THE REQUEST:
Exactly as written, retype the listing below, omitting the pictures.

Some records:
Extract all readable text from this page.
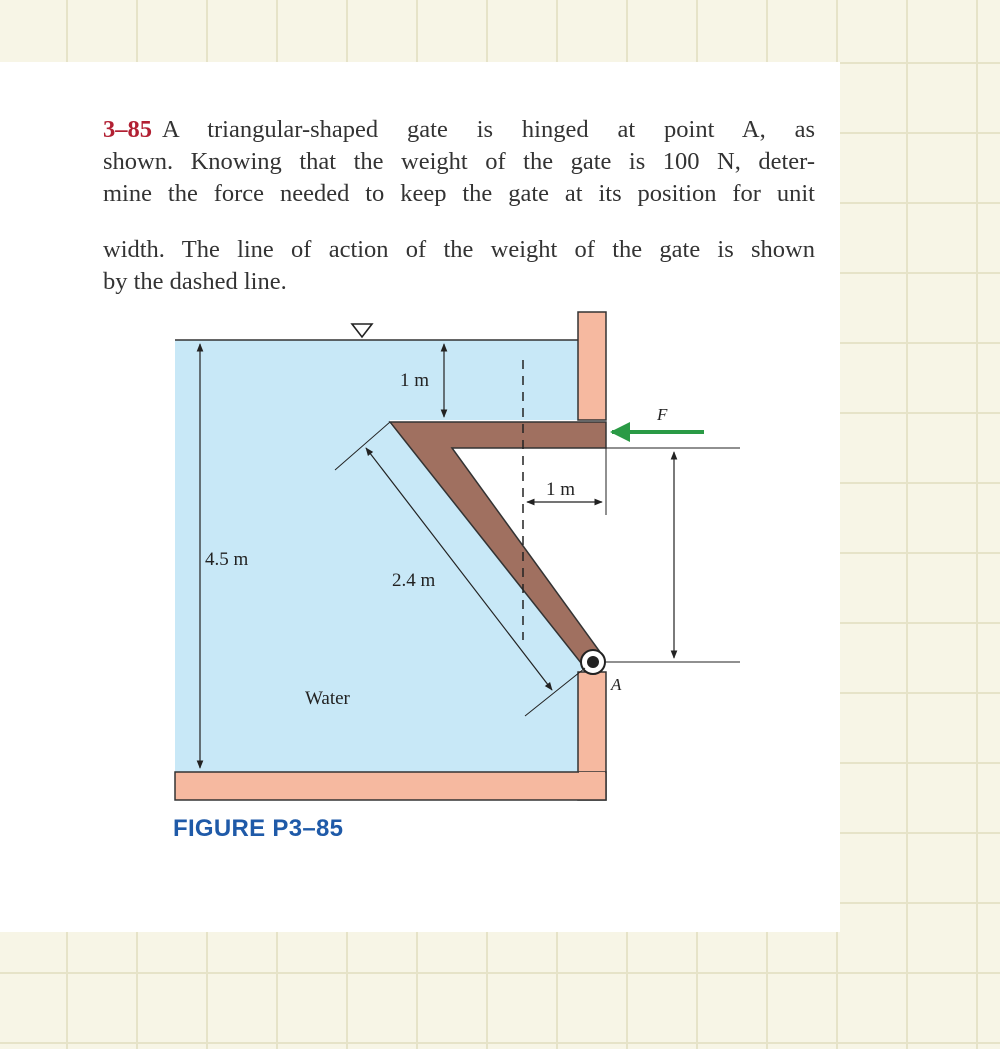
3–85 A triangular-shaped gate is hinged at point A, as
shown. Knowing that the weight of the gate is 100 N, deter-
mine the force needed to keep the gate at its position for unit

width. The line of action of the weight of the gate is shown
by the dashed line.

A
F
4.5 m
1 m
1 m
2.4 m
Water
FIGURE P3–85
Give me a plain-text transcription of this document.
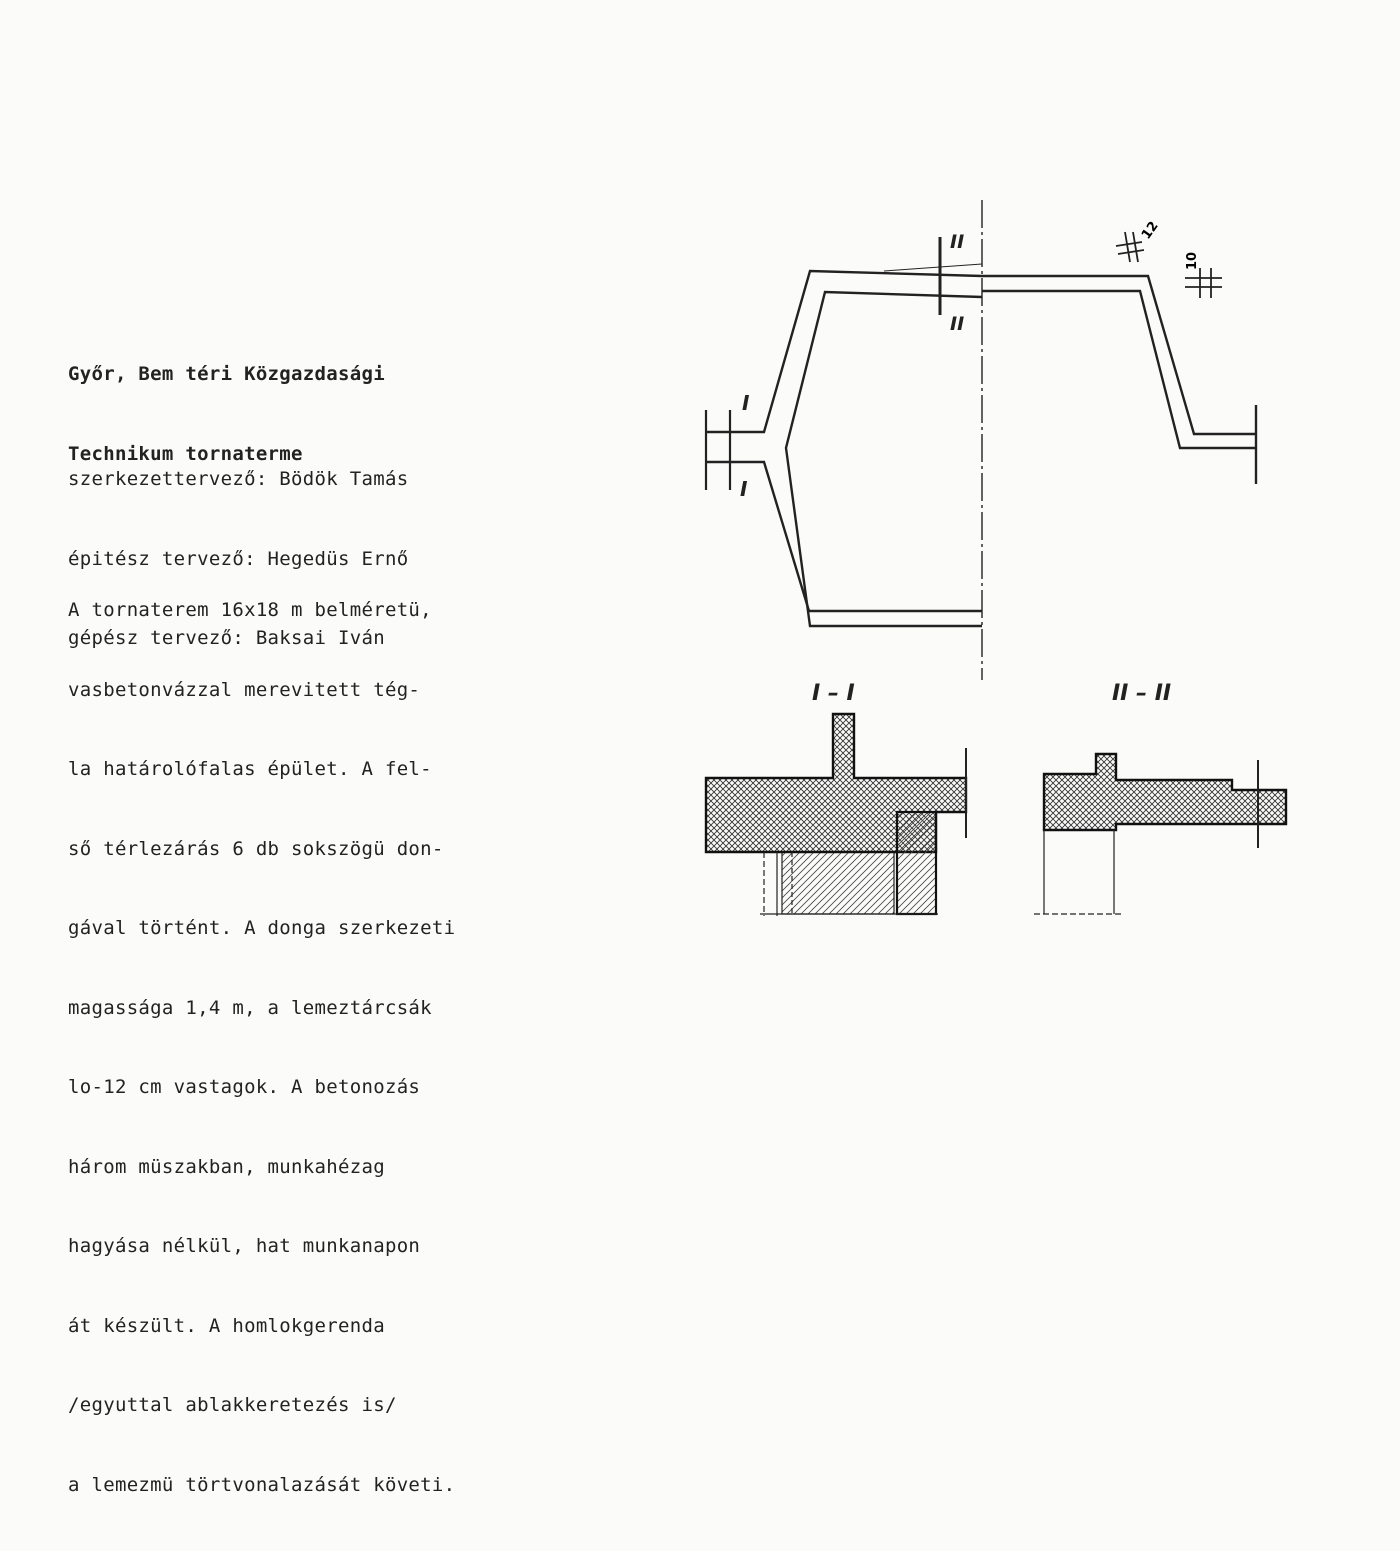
Győr, Bem téri Közgazdasági

Technikum tornaterme

szerkezettervező: Bödök Tamás

épitész tervező: Hegedüs Ernő

gépész tervező: Baksai Iván

A tornaterem 16x18 m belméretü,

vasbetonvázzal merevitett tég-

la határolófalas épület. A fel-

ső térlezárás 6 db sokszögü don-

gával történt. A donga szerkezeti

magassága 1,4 m, a lemeztárcsák

lo-12 cm vastagok. A betonozás

három müszakban, munkahézag

hagyása nélkül, hat munkanapon

át készült. A homlokgerenda

/egyuttal ablakkeretezés is/

a lemezmü törtvonalazását követi.

II
II
I
I
12
10
I – I	II – II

THE COMPLETED TASK:
Extract all readable text from this page.
3–85 A triangular-shaped gate is hinged at point A, as
shown. Knowing that the weight of the gate is 100 N, deter-
mine the force needed to keep the gate at its position for unit

width. The line of action of the weight of the gate is shown
by the dashed line.

A
F
4.5 m
1 m
1 m
2.4 m
Water
FIGURE P3–85
Give me a plain-text transcription of this document.
Győr, Bem téri Közgazdasági

Technikum tornaterme

szerkezettervező: Bödök Tamás

épitész tervező: Hegedüs Ernő

gépész tervező: Baksai Iván

A tornaterem 16x18 m belméretü,

vasbetonvázzal merevitett tég-

la határolófalas épület. A fel-

ső térlezárás 6 db sokszögü don-

gával történt. A donga szerkezeti

magassága 1,4 m, a lemeztárcsák

lo-12 cm vastagok. A betonozás

három müszakban, munkahézag

hagyása nélkül, hat munkanapon

át készült. A homlokgerenda

/egyuttal ablakkeretezés is/

a lemezmü törtvonalazását követi.

II
II
I
I
12
10
I – I	II – II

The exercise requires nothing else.